The problem: Could you continue the text below about vitamin A sources and ginger, starting right after its last sentence?
━━━ Text provided
What are the best sources of vitamin A? If you’re thinking sweet potatoes, carrots, and other vegetables, think again. Contrary to popular belief, carrots and sweet potatoes do not contain vitamin A. They do contain carotenoids, which can convert into vitamin A in your body. However, for most people, this conversion is not that efficient. You body can still put carotenoids to use as powerful antioxidants, but they cannot perform the functions for which vitamin A is needed, unless they are first converted to retinol in the body. You can skip this inefficient conversion by consuming foods high in retinol. These sources include:
- Liver from any animal, especially beef liver. If that doesn’t sound appealing, you can take liver in pill form.
- Fermented cod liver oil, thankfully, also available in pill form (I take this kind)
- Butter or ghee from grass-fed cows
- Egg yolks, from pasture-raised eggs
- Raw, grass-fed dairy products, including heavy cream
Ginger is a powerful anti-viral and antimicrobial. It is great for boosting the immune system. It is also effective at reducing inflammation. Cultures around the world have used ginger for thousands of years to alleviate ailments and pain ranging from colds and nausea to arthritis and migraines. The main bioactive ingredient in ginger is 6-gingerol, but it also has other important antioxidants including quercetin and curcumin.
━━━━━━
━━━ Dataset records
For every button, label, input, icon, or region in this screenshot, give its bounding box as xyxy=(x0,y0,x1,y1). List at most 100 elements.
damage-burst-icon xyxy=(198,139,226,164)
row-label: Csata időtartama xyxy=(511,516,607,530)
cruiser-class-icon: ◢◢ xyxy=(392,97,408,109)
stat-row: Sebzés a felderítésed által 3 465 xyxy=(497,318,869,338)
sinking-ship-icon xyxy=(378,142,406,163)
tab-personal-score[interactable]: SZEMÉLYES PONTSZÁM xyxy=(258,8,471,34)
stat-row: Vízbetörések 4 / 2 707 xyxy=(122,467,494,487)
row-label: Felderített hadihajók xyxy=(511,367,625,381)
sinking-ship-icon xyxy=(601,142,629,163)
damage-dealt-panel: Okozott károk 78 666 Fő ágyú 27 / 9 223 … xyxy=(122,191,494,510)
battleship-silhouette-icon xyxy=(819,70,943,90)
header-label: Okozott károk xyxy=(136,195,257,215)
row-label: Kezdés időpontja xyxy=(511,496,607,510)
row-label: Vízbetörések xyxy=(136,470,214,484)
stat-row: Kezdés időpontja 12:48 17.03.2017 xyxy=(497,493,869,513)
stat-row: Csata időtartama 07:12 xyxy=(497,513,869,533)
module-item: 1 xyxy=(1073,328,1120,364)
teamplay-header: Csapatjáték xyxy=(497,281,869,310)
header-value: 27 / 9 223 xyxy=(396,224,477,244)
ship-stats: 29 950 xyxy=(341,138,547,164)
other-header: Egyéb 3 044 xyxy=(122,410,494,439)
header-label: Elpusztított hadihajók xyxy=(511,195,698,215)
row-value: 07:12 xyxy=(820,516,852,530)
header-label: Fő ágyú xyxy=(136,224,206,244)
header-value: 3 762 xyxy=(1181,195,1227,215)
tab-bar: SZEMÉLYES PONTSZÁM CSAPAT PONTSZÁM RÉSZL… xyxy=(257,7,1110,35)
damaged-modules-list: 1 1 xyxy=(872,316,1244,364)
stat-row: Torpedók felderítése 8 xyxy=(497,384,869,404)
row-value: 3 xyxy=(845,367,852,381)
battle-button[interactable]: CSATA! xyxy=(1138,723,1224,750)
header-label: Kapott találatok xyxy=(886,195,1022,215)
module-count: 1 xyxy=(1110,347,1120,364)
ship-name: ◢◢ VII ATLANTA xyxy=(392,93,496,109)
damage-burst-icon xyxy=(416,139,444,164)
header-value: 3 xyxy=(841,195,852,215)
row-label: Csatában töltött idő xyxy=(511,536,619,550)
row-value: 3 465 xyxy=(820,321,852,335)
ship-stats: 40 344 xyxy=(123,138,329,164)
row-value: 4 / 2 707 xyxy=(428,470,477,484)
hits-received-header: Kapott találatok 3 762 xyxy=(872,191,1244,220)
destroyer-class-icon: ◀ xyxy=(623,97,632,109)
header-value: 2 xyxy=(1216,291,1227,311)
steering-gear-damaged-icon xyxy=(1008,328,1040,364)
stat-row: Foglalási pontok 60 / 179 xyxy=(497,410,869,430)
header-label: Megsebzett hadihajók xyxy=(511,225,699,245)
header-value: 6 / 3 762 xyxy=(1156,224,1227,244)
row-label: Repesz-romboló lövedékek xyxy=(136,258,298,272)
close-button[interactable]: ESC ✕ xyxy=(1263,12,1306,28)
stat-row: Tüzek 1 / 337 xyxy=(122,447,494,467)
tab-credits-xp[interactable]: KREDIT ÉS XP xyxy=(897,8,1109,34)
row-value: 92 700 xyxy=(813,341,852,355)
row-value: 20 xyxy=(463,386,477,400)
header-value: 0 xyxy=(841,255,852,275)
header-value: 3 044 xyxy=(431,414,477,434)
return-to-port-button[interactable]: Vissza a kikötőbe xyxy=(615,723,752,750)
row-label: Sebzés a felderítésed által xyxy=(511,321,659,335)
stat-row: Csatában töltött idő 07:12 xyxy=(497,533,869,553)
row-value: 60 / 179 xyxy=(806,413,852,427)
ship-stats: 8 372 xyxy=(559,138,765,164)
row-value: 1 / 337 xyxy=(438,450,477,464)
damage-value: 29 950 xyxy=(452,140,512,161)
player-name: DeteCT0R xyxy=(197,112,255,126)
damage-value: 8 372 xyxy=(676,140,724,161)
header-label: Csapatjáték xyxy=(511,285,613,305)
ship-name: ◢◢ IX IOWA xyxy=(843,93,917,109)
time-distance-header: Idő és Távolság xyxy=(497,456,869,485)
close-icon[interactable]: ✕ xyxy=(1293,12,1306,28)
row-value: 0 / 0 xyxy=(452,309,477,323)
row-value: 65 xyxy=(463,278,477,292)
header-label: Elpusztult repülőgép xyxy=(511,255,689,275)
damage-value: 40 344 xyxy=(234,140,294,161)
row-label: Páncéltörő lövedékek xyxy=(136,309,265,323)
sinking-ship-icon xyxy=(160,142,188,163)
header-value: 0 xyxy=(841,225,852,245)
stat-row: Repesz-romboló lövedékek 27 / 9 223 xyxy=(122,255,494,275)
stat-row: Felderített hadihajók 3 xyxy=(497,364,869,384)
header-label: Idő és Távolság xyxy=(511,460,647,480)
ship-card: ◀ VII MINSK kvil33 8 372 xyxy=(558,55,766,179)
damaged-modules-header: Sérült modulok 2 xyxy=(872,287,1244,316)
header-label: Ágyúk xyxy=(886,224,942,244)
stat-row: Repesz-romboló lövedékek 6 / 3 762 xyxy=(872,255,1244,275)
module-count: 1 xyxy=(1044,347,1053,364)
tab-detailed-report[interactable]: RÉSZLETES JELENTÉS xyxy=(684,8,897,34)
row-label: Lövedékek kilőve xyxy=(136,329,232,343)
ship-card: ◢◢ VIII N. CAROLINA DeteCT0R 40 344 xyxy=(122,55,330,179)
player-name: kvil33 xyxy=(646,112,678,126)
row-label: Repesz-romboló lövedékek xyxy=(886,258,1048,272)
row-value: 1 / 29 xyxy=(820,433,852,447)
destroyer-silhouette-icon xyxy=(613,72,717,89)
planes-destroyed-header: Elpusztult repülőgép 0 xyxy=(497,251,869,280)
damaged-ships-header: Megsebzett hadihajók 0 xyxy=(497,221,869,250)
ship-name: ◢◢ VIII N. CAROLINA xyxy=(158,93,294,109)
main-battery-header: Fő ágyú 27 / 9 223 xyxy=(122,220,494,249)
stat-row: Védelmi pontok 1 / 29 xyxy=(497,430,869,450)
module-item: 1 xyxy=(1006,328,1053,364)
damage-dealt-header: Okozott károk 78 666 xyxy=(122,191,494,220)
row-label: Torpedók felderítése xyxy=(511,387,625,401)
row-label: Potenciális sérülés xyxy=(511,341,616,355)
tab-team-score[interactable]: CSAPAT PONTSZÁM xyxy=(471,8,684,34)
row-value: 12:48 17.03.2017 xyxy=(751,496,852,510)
━━━━━━
Task result:
Throughout the winter, I make a big cup of lemon, ginger tea. It’s easy.
Just warm up some water (not hot!), and add juice from half a lemon (about 2 tablespoons), and use a micro-planer to shave off about an inch of ginger (the equivalent of 1 teaspoon). You can also add a dash or two of cayenne pepper. If you’re not used to ginger’s strong, spicy flavor, ease into it and start with a smaller amount. It’s a warming drink that immediately clears my sinuses. I also sometimes add 1 teaspoon of fresh, grated turmeric, for an extra immune boost.
You can drink this preventatively, and especially, at the first sign of illness.
8. Vitamin C:
Vitamin C deserves a place on this list, but not the starring role that the media and supplement manufacturers give it. Immune cells require vitamin C to function. This nutrient also supports and enhances the actions of neutrophils, a common type of white blood cell that respond to infections and directly attack bacteria, along with other types of foreign invaders.
Many studies show that vitamin C is not promising when it comes to reducing the frequency of colds in the normal population. Vitamin C only seems to be effective at decreasing the risk of contracting a cold in athletes and those under extreme physical stress.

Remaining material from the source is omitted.